**What you have to do**
In the material below, find every line with "clock" and pull it out.

## Begin Exercise materials

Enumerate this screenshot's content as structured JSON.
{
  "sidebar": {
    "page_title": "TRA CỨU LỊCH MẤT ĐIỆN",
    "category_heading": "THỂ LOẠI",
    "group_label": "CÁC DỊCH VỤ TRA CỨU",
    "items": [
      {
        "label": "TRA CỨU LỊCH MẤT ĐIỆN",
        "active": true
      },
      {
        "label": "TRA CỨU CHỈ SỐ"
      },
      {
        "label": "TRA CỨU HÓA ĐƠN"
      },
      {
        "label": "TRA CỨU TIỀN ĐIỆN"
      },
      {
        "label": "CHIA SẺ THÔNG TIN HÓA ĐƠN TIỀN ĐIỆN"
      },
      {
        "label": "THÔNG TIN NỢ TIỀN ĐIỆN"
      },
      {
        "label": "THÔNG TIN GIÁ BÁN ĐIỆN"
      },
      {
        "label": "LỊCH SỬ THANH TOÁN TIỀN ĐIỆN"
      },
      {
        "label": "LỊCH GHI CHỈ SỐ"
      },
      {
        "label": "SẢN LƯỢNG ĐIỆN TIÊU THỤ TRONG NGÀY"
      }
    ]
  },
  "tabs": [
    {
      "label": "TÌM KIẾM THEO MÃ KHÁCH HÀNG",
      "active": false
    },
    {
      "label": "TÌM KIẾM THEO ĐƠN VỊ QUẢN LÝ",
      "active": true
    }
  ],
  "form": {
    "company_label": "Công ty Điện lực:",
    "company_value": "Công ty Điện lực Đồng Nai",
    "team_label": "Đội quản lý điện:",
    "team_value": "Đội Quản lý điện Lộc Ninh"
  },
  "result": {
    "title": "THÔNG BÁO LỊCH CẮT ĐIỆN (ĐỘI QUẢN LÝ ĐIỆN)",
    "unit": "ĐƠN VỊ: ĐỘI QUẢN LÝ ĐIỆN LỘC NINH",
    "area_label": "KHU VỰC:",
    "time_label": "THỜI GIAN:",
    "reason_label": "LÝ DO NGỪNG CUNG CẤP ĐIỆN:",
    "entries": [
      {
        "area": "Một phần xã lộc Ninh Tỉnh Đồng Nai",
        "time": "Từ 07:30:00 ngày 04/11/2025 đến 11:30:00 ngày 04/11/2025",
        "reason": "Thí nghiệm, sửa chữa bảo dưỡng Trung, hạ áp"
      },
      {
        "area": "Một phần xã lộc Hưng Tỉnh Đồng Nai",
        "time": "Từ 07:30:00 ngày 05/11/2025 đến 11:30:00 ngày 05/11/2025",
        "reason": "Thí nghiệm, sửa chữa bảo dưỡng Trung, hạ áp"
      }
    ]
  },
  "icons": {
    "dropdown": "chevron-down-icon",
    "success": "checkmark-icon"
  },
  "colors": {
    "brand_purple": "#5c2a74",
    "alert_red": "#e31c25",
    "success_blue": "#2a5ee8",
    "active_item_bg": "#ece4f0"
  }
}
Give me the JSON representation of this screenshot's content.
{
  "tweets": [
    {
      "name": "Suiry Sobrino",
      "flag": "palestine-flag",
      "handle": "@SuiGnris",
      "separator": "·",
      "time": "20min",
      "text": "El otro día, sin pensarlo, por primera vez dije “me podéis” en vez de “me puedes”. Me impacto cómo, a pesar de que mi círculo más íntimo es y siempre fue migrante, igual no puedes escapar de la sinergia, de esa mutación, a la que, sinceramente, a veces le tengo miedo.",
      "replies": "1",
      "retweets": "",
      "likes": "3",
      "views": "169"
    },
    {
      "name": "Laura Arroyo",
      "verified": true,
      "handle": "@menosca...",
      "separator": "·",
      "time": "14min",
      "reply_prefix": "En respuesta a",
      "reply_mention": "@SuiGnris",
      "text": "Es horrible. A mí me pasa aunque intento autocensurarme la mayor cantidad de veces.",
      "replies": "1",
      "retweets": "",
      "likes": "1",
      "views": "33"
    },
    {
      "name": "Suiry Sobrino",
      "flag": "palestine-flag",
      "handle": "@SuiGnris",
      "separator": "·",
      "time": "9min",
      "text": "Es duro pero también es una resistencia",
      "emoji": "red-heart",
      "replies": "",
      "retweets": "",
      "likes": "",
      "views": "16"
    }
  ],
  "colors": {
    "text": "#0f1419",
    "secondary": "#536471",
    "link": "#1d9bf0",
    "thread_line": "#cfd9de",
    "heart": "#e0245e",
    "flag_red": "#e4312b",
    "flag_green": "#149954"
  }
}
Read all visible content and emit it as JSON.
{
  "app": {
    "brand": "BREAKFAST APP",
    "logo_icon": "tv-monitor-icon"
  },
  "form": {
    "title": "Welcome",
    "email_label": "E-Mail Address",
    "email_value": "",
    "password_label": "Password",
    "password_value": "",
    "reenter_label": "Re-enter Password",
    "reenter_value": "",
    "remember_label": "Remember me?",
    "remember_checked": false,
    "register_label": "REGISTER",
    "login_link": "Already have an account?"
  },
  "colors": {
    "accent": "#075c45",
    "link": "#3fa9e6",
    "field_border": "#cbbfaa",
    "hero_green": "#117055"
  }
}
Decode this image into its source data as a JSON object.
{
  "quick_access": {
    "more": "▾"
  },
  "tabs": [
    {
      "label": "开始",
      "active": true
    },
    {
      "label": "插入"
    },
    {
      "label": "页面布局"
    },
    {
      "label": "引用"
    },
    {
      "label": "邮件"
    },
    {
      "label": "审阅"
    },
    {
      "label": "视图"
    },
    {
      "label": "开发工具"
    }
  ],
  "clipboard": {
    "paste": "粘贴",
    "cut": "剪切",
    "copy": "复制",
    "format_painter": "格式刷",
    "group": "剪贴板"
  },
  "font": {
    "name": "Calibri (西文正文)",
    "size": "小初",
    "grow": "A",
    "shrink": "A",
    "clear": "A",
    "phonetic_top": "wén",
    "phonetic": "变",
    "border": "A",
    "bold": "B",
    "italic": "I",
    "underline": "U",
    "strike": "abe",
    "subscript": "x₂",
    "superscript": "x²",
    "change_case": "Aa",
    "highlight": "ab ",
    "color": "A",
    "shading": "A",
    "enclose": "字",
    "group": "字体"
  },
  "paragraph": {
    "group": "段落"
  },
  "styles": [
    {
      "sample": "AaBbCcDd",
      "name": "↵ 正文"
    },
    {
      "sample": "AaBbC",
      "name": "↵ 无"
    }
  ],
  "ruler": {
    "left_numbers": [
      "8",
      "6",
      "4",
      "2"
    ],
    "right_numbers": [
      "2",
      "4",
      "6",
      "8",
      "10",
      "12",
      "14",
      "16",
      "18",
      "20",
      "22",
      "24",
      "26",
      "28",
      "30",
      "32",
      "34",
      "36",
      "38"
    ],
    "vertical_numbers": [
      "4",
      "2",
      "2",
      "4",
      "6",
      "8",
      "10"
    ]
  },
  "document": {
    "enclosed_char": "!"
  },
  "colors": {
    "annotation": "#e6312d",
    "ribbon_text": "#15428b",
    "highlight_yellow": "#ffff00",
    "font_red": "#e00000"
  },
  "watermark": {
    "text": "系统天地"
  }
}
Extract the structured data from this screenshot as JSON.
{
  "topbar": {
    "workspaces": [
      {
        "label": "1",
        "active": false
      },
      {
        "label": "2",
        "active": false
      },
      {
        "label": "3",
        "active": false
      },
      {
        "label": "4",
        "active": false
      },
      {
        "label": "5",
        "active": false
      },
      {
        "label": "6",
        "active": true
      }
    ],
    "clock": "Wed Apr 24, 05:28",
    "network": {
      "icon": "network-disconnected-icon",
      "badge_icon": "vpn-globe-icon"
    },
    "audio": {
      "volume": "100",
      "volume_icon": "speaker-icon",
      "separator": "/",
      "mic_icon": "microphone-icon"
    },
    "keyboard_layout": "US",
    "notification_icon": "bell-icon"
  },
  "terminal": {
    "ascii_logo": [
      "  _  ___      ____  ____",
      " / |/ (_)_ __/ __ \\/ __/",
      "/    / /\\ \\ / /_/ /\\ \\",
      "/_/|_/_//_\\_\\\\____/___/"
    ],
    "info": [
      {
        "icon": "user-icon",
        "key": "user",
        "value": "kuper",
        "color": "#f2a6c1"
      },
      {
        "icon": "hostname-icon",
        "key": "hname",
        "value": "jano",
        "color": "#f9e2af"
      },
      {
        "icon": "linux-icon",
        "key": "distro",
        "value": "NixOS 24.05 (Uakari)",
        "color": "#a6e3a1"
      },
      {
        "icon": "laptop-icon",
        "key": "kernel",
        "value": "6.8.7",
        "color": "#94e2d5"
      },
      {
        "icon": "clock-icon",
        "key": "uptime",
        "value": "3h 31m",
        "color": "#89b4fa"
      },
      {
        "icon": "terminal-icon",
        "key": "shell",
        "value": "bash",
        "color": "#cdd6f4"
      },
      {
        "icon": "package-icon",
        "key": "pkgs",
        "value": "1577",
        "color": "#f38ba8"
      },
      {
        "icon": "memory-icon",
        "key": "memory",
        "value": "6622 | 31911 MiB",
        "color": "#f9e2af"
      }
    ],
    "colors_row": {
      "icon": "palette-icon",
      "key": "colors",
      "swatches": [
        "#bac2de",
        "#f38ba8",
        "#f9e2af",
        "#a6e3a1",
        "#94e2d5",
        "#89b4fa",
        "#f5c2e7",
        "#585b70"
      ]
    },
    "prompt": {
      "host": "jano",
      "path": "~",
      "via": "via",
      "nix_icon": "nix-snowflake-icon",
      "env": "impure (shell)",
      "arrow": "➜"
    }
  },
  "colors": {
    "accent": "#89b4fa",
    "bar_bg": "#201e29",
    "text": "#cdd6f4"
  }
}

## End Exercise materials

**Task output**
    "clock": "Wed Apr 24, 05:28",
        "icon": "clock-icon",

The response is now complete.